BEGIN Material to process

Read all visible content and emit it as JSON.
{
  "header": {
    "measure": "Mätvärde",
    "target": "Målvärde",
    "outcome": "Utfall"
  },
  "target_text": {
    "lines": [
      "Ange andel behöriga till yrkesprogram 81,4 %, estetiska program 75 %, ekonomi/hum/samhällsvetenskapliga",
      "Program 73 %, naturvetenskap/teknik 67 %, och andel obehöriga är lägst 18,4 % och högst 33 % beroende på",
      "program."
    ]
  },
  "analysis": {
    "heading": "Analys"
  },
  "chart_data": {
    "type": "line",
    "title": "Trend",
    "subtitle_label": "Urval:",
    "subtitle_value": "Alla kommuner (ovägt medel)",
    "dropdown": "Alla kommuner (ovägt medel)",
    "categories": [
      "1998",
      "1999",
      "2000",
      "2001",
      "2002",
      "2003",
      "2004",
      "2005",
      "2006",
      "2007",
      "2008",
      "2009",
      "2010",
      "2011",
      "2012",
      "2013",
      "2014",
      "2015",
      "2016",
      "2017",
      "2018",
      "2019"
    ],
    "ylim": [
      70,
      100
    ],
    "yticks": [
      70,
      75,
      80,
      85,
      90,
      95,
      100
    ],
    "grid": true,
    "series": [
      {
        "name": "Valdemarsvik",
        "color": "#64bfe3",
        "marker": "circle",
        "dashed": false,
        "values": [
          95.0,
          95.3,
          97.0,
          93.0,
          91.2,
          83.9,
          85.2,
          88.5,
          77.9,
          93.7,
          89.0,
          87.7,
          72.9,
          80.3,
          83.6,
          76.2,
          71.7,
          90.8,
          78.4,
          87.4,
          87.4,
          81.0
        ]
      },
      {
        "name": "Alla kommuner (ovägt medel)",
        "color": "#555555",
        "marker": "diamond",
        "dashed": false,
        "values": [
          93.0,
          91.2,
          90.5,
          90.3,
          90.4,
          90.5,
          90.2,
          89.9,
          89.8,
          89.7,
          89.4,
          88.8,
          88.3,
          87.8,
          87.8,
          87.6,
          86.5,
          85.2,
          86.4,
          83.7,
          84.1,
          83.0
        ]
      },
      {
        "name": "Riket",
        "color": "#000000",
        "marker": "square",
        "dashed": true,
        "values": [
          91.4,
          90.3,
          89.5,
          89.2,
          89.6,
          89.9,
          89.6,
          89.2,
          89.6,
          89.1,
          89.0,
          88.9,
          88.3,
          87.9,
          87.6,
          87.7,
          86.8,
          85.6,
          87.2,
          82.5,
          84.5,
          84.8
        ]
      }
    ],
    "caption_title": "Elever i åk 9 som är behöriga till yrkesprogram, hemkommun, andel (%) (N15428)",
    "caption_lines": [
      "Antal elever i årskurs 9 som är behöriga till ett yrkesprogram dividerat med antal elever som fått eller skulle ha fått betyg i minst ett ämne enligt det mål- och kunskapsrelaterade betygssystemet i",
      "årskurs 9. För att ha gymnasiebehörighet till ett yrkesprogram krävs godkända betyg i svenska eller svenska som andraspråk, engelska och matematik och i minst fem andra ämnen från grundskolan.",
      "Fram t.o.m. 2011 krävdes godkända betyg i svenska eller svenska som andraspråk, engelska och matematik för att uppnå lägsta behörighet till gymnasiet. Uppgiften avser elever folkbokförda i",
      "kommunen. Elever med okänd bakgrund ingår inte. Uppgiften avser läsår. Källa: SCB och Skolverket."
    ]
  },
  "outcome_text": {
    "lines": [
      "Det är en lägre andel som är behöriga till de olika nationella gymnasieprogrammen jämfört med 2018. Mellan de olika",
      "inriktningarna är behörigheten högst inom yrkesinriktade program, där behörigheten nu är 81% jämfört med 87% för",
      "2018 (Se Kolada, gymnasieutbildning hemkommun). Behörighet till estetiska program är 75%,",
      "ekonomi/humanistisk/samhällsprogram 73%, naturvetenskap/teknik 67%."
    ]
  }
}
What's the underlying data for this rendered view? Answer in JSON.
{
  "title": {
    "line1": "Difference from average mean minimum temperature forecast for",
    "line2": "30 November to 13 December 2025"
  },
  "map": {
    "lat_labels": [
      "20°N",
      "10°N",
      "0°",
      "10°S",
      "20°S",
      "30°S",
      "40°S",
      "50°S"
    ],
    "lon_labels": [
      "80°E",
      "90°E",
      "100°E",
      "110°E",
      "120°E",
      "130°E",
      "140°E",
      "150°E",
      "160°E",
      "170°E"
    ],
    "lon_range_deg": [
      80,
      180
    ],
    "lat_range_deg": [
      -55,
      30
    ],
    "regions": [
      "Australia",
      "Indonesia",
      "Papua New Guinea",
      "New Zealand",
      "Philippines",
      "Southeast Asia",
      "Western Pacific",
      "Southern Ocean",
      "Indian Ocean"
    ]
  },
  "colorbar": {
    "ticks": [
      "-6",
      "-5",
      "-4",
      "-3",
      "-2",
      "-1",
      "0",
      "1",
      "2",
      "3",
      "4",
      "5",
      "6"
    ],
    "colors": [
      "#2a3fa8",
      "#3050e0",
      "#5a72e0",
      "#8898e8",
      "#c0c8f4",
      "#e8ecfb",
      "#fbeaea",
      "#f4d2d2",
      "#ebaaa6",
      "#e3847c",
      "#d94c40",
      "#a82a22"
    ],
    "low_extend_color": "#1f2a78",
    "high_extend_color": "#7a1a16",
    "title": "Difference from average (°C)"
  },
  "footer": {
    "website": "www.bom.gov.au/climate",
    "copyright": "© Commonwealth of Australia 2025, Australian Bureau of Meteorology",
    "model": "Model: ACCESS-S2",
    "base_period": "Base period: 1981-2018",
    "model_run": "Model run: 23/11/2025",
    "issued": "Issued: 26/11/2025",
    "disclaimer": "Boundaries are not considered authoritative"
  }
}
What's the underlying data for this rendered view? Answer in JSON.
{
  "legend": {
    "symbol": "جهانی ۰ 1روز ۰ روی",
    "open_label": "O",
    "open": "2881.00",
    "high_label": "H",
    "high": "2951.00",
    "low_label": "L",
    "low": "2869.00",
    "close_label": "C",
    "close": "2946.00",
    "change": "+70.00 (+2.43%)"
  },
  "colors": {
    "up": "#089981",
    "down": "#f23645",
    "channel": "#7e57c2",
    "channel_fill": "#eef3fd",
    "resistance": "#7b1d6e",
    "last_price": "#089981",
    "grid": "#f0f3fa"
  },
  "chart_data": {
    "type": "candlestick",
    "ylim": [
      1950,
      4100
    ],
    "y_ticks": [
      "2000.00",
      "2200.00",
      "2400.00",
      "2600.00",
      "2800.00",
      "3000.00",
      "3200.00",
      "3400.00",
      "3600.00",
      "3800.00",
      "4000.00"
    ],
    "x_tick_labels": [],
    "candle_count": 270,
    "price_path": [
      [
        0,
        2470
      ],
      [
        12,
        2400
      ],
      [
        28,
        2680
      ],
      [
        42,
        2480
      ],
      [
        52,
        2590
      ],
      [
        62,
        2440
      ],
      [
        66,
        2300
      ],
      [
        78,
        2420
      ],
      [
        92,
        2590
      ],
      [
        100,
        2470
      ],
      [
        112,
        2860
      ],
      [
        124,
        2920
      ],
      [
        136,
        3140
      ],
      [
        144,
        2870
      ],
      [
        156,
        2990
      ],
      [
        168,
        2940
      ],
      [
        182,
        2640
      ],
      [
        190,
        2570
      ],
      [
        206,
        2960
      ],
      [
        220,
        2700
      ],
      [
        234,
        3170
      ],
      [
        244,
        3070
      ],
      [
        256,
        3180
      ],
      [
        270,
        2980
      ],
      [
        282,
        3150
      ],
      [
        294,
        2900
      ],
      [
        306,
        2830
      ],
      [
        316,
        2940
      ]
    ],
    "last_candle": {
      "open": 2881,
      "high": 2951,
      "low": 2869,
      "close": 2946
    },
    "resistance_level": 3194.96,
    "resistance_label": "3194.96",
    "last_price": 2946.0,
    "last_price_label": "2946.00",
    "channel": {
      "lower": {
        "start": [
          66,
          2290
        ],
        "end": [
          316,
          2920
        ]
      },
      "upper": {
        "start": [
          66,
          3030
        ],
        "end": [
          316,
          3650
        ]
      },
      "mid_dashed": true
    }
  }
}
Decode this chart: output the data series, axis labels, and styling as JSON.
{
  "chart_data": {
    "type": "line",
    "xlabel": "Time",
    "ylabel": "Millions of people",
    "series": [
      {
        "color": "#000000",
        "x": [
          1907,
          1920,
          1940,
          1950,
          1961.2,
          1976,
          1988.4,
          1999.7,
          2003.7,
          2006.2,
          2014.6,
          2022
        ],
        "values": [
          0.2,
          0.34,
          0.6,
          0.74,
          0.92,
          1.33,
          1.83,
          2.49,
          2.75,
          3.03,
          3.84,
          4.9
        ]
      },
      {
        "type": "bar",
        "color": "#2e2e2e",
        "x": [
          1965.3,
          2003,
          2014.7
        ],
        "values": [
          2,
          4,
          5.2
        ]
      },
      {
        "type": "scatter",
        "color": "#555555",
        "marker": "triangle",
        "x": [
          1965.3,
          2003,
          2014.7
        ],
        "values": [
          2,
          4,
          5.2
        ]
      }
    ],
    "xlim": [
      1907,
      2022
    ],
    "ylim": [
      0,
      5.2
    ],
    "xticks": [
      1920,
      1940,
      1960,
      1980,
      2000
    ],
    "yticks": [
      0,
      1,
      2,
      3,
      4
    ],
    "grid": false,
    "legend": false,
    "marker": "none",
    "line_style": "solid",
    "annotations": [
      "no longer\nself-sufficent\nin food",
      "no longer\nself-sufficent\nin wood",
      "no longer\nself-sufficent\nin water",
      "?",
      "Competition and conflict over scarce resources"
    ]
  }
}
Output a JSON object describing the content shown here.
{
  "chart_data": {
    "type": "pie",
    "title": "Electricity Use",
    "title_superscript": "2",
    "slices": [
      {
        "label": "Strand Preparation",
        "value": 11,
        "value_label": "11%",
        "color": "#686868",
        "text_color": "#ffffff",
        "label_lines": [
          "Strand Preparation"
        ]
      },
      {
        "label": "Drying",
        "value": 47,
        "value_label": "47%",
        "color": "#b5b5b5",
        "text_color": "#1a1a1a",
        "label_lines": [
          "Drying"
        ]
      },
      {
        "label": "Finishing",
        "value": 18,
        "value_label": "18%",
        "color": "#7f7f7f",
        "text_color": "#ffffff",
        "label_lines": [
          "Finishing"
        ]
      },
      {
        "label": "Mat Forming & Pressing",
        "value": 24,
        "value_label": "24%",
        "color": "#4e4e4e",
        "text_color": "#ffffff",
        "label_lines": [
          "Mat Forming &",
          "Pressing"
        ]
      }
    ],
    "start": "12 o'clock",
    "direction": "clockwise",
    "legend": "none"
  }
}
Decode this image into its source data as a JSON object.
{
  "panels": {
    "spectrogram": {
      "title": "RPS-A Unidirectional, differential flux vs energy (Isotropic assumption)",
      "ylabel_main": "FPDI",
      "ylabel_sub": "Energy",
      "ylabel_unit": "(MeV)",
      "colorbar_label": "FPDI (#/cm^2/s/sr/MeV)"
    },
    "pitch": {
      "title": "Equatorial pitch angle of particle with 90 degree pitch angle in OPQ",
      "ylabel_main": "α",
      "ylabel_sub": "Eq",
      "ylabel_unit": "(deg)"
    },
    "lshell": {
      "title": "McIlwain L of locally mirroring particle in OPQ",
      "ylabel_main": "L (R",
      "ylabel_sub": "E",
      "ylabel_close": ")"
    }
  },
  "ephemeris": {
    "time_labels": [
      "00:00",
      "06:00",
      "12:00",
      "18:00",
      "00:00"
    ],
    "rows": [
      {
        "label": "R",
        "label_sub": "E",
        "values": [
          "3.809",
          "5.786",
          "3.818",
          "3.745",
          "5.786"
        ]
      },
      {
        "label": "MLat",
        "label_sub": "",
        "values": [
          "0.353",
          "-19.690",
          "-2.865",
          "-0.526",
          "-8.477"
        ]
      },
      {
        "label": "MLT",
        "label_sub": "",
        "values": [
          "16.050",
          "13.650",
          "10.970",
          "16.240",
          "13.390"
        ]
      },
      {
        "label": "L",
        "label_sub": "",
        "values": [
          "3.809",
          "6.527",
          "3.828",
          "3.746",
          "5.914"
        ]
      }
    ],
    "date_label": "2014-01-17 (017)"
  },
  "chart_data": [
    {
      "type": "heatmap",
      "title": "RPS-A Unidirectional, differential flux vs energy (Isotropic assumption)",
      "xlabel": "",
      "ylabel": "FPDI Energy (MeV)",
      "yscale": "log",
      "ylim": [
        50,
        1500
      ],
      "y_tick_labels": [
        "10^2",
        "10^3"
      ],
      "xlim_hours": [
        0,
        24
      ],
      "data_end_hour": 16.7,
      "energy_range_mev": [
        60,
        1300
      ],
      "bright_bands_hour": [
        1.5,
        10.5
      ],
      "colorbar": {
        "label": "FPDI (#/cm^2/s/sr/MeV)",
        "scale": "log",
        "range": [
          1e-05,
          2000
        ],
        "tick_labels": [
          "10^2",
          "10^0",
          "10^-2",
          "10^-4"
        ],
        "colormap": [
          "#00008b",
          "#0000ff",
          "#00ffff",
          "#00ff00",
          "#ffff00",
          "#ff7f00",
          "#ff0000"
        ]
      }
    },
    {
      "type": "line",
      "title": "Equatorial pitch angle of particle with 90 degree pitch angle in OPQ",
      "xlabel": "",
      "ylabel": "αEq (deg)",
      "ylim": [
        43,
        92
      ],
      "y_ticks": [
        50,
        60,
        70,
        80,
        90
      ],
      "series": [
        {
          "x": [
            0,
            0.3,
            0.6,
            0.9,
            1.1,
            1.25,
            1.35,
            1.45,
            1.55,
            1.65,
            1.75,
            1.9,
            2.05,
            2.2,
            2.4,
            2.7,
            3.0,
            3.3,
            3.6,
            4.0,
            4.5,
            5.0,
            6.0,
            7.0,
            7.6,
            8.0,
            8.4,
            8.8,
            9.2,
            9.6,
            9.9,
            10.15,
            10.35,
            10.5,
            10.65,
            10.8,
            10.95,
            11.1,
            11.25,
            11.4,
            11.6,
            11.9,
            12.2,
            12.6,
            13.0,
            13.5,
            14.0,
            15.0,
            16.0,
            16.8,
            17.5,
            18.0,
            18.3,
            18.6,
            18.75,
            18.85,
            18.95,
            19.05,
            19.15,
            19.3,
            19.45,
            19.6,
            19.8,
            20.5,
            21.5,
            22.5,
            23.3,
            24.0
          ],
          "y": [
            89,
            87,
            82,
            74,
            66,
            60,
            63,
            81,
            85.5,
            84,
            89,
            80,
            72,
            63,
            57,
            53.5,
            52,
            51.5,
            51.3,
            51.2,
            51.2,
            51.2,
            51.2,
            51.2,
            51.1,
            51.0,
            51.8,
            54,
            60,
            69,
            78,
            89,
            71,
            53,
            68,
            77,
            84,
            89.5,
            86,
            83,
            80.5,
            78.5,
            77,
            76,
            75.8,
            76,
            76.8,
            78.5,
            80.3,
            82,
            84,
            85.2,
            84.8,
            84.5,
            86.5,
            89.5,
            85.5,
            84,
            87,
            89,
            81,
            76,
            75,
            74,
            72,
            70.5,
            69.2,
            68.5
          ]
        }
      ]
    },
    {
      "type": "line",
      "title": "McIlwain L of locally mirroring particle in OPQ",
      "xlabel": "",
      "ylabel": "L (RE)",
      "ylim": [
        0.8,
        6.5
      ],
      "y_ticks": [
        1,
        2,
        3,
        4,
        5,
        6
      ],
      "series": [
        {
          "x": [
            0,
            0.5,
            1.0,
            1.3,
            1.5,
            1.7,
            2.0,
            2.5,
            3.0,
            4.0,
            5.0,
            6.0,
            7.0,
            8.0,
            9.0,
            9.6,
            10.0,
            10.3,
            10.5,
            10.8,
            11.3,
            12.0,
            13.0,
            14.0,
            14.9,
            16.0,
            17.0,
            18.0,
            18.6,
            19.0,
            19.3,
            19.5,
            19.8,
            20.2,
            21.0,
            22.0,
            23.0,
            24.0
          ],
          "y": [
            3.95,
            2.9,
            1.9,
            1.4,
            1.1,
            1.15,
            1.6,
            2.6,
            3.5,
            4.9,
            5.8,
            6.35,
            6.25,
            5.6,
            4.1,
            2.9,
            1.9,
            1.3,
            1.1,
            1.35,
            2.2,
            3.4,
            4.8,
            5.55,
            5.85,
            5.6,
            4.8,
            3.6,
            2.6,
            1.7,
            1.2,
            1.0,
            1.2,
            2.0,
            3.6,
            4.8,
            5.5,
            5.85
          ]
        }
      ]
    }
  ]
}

END Material to process

### Exercise brief
Identify and extract each line of the listing that contains "this".

### Full output
What's the underlying data for this rendered view? Answer in JSON.
What's the underlying data for this rendered view? Answer in JSON.
Decode this chart: output the data series, axis labels, and styling as JSON.
Decode this image into its source data as a JSON object.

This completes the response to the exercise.